— Exercise description —
Take the records underneath and set them down exactly.

— Lines of data —
►

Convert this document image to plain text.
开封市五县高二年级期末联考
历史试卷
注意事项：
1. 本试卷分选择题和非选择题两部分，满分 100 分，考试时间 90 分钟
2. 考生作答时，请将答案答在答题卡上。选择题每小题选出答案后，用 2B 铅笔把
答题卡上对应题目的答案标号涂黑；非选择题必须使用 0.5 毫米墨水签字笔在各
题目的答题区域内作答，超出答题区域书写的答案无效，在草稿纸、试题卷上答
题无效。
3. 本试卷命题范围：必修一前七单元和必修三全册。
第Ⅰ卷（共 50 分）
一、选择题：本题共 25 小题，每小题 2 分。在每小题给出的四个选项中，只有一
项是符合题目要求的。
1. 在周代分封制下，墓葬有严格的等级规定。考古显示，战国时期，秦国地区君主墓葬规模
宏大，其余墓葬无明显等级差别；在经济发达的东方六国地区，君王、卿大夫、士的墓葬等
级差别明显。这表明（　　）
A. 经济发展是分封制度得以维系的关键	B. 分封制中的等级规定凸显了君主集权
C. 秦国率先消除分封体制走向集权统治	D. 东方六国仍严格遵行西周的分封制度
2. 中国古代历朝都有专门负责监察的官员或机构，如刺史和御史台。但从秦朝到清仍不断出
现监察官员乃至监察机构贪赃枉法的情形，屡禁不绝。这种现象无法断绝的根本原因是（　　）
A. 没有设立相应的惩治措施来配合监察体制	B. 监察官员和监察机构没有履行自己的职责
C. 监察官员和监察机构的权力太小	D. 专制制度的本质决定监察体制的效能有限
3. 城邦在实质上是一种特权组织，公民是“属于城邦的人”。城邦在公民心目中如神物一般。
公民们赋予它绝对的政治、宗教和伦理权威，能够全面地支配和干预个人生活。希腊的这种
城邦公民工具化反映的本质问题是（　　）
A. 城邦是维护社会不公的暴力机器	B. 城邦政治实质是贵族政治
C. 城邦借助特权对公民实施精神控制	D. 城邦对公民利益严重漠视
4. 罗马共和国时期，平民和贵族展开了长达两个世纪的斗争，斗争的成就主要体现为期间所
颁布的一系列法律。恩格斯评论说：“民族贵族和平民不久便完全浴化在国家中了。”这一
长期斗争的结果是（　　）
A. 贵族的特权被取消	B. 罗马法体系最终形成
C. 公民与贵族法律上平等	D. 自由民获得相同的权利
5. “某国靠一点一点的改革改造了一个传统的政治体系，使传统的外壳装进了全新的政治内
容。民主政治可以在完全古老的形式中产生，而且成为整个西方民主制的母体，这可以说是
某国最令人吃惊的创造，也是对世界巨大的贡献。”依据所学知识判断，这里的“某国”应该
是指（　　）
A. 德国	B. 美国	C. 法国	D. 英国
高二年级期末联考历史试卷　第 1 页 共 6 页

◄

— Written solution —
Convert this document image to plain text.
开封市五县高二年级期末联考
历史试卷
注意事项：
1. 本试卷分选择题和非选择题两部分，满分 100 分，考试时间 90 分钟
2. 考生作答时，请将答案答在答题卡上。选择题每小题选出答案后，用 2B 铅笔把
答题卡上对应题目的答案标号涂黑；非选择题必须使用 0.5 毫米墨水签字笔在各
题目的答题区域内作答，超出答题区域书写的答案无效，在草稿纸、试题卷上答
题无效。
3. 本试卷命题范围：必修一前七单元和必修三全册。
第Ⅰ卷（共 50 分）
一、选择题：本题共 25 小题，每小题 2 分。在每小题给出的四个选项中，只有一
项是符合题目要求的。
1. 在周代分封制下，墓葬有严格的等级规定。考古显示，战国时期，秦国地区君主墓葬规模
宏大，其余墓葬无明显等级差别；在经济发达的东方六国地区，君王、卿大夫、士的墓葬等
级差别明显。这表明（　　）
A. 经济发展是分封制度得以维系的关键	B. 分封制中的等级规定凸显了君主集权
C. 秦国率先消除分封体制走向集权统治	D. 东方六国仍严格遵行西周的分封制度
2. 中国古代历朝都有专门负责监察的官员或机构，如刺史和御史台。但从秦朝到清仍不断出
现监察官员乃至监察机构贪赃枉法的情形，屡禁不绝。这种现象无法断绝的根本原因是（　　）
A. 没有设立相应的惩治措施来配合监察体制	B. 监察官员和监察机构没有履行自己的职责
C. 监察官员和监察机构的权力太小	D. 专制制度的本质决定监察体制的效能有限
3. 城邦在实质上是一种特权组织，公民是“属于城邦的人”。城邦在公民心目中如神物一般。
公民们赋予它绝对的政治、宗教和伦理权威，能够全面地支配和干预个人生活。希腊的这种
城邦公民工具化反映的本质问题是（　　）
A. 城邦是维护社会不公的暴力机器	B. 城邦政治实质是贵族政治
C. 城邦借助特权对公民实施精神控制	D. 城邦对公民利益严重漠视
4. 罗马共和国时期，平民和贵族展开了长达两个世纪的斗争，斗争的成就主要体现为期间所
颁布的一系列法律。恩格斯评论说：“民族贵族和平民不久便完全浴化在国家中了。”这一
长期斗争的结果是（　　）
A. 贵族的特权被取消	B. 罗马法体系最终形成
C. 公民与贵族法律上平等	D. 自由民获得相同的权利
5. “某国靠一点一点的改革改造了一个传统的政治体系，使传统的外壳装进了全新的政治内
容。民主政治可以在完全古老的形式中产生，而且成为整个西方民主制的母体，这可以说是
某国最令人吃惊的创造，也是对世界巨大的贡献。”依据所学知识判断，这里的“某国”应该
是指（　　）
A. 德国	B. 美国	C. 法国	D. 英国
高二年级期末联考历史试卷　第 1 页 共 6 页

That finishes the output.